▶ _DOCUMENT EXCERPT_:
========

Everyday its like the wild, wild west
Bunch of bad boys from the vista outlawed
The softest of beat, the killa get away
He leave Vegas in the end of the day in a fast car
Driving a fast car, Are you ready to ride!?1
- - Wycelf Jean, 2008
Among other things, Studies in Red and White2 presents us with some fairly straightforward ideas. One of the most pronounced is the fact that certain elements within very genre specific works (i.e. Westerns) can allude to things outside of that genre. The town-tamer Western provided a field on which metropolitan issues (crime and punishment, division and solidarity, conformity and individualism) could be heroically projected.3
Gunfighter Nation is the close of a trilogy of books that was intended to examine the way American culture has been influenced and formed by it's own myths and experiences. It seems apt to note that, on top of his academic writing, Slotkin has also published three historical novels, about Nomads, Cavalry and the Old West.

========

▶ _SUPPLIED RECORDS_:
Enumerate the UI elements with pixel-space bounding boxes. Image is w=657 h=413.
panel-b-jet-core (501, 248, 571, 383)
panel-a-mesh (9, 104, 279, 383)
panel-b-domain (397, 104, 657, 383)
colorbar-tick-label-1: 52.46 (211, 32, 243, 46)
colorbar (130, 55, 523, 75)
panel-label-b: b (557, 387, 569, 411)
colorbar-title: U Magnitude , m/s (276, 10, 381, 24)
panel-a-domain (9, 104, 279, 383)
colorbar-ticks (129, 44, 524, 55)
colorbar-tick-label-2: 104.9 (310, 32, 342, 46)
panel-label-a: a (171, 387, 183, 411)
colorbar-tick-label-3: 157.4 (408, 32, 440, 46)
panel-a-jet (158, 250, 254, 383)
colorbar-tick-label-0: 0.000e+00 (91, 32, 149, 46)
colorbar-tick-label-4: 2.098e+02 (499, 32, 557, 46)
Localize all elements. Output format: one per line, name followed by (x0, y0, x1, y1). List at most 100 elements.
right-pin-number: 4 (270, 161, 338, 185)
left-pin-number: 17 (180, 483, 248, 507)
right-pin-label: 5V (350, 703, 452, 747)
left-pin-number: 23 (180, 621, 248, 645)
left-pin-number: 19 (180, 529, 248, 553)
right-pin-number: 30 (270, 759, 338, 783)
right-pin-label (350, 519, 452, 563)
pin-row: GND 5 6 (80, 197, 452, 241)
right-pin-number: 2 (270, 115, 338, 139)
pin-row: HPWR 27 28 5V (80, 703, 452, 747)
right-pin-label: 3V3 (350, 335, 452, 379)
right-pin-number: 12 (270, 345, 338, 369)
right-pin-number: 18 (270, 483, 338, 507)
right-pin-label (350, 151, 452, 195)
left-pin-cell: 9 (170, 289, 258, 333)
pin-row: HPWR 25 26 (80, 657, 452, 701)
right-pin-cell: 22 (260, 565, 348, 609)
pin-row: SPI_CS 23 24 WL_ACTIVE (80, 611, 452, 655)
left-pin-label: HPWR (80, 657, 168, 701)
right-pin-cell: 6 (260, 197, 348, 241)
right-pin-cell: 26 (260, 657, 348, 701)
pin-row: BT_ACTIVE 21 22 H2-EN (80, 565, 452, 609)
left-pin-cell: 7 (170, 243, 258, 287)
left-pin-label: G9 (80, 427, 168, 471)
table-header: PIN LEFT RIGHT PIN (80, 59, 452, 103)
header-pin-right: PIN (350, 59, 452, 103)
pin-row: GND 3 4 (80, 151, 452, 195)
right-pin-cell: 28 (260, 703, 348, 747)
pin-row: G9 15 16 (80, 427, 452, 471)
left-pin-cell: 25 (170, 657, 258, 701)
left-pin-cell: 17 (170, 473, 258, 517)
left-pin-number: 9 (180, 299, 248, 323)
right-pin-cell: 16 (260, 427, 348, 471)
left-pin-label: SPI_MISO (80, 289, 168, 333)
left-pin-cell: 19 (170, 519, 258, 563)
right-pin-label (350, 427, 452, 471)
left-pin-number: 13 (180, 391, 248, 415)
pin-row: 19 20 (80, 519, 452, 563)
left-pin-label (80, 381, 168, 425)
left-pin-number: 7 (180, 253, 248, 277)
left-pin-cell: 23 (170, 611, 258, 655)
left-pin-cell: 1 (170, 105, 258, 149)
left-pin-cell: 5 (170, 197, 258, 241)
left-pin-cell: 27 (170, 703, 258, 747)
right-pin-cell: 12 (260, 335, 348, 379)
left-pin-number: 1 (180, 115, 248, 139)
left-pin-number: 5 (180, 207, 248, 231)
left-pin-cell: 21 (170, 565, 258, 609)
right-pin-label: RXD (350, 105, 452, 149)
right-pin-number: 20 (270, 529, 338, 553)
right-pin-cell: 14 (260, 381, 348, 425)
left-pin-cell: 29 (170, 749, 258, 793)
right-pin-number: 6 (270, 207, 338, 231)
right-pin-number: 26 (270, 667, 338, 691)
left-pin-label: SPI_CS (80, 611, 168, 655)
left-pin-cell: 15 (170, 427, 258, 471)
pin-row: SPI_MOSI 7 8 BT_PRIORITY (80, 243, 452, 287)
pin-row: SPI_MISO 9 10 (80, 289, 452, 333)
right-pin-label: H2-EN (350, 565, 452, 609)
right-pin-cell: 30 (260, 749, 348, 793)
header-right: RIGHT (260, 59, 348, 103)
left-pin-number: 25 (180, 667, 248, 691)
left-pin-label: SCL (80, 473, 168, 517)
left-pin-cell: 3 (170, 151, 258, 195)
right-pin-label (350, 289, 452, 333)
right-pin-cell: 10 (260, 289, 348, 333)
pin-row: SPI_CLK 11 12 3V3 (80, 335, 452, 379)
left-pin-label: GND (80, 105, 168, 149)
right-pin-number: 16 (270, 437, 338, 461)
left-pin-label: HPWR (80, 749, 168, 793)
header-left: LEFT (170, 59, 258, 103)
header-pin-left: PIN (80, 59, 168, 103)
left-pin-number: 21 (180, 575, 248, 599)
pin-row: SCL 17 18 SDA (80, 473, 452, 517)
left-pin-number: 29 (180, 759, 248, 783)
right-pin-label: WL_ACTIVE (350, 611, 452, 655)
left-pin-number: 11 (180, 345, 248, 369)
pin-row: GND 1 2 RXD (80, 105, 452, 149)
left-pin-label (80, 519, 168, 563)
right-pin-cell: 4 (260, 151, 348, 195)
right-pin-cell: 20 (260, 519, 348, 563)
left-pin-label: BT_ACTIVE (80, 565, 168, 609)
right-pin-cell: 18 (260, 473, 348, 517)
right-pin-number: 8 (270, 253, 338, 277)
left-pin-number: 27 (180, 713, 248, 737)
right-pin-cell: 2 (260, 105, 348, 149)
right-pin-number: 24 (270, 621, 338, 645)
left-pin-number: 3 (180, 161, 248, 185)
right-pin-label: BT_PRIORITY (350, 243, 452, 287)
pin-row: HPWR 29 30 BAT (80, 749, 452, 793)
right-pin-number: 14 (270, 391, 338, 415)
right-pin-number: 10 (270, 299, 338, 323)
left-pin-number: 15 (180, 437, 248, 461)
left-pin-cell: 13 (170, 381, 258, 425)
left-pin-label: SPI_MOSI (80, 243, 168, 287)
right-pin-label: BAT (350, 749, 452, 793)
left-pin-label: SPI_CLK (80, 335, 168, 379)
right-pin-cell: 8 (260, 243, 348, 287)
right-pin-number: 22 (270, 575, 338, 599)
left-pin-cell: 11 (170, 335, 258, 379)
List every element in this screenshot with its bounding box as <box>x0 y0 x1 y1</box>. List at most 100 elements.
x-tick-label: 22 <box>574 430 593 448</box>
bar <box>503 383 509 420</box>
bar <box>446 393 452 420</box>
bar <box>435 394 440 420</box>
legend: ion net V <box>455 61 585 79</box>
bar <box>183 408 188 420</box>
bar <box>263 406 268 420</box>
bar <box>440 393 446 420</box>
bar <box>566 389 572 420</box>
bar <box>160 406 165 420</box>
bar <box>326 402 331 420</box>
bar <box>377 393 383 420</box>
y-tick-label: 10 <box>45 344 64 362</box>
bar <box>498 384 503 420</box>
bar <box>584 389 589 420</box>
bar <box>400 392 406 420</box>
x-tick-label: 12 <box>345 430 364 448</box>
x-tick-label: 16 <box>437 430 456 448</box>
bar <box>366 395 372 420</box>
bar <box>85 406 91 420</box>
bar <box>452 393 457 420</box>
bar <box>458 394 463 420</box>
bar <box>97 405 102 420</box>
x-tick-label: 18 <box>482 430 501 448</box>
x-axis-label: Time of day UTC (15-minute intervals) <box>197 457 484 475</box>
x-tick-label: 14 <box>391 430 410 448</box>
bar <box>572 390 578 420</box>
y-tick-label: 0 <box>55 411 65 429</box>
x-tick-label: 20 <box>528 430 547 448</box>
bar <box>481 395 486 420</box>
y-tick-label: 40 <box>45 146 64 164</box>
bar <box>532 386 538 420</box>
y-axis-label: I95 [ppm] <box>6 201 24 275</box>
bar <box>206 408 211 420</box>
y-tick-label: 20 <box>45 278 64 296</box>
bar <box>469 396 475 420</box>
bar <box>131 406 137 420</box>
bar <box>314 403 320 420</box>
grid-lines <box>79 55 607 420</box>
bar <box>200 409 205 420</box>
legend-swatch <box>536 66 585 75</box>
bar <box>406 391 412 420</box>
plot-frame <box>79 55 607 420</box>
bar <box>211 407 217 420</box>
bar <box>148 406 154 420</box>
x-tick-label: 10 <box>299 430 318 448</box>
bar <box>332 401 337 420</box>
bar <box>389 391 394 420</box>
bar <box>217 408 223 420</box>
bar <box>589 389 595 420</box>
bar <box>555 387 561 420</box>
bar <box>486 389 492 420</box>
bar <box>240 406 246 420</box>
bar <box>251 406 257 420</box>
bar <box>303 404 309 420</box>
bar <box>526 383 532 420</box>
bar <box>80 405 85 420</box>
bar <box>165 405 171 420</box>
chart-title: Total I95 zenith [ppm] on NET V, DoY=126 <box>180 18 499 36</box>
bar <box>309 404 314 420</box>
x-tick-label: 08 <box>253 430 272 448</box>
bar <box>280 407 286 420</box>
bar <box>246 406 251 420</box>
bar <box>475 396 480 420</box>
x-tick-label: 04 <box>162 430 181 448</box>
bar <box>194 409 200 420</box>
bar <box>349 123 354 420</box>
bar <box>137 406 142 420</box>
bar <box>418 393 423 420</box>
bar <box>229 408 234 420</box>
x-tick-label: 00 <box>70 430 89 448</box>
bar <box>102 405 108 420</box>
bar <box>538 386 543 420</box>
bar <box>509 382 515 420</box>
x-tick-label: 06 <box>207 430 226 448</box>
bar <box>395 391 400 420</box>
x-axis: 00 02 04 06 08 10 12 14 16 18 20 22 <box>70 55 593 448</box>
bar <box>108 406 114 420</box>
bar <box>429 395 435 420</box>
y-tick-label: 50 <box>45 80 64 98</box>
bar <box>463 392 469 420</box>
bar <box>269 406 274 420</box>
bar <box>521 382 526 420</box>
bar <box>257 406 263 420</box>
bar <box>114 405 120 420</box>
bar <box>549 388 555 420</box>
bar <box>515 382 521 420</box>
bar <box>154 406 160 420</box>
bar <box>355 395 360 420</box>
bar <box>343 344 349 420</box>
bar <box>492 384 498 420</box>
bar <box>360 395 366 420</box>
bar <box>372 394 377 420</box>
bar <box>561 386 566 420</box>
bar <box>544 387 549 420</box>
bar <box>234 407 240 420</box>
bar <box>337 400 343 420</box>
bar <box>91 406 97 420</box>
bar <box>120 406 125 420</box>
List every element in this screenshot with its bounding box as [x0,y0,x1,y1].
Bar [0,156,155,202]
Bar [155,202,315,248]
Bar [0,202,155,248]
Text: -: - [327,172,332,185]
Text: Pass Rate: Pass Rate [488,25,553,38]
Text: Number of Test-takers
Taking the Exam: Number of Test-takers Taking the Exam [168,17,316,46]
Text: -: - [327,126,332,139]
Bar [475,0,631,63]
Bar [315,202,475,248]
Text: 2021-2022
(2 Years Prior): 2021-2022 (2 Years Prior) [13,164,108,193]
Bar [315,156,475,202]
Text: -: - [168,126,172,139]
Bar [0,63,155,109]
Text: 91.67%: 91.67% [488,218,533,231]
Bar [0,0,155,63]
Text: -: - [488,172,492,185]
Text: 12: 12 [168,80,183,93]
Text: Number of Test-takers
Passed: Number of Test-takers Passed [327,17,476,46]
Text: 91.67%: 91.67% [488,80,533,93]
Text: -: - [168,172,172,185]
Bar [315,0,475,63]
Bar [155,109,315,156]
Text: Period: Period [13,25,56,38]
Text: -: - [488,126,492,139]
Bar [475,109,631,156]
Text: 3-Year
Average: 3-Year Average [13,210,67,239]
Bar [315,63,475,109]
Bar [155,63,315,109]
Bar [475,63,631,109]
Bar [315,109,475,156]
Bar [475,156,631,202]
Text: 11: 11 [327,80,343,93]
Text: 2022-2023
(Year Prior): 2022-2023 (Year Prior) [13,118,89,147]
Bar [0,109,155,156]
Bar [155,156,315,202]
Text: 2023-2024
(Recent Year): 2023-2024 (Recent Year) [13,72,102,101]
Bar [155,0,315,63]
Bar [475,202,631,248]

========

▶ _GOAL_:
Please answer these questions on the Westerns piece:
(a) What year appears beneath the song lyric at the top?
(b) Which metropolitan issues could the town-tamer Western project?
(c) How many historical novels has Slotkin published?
The items have nothing to do with the Westerns piece.

▶ _CORRECT ANSWER_:
(a) 2008
(b) Crime and punishment, division and solidarity, and conformity and individualism
(c) Three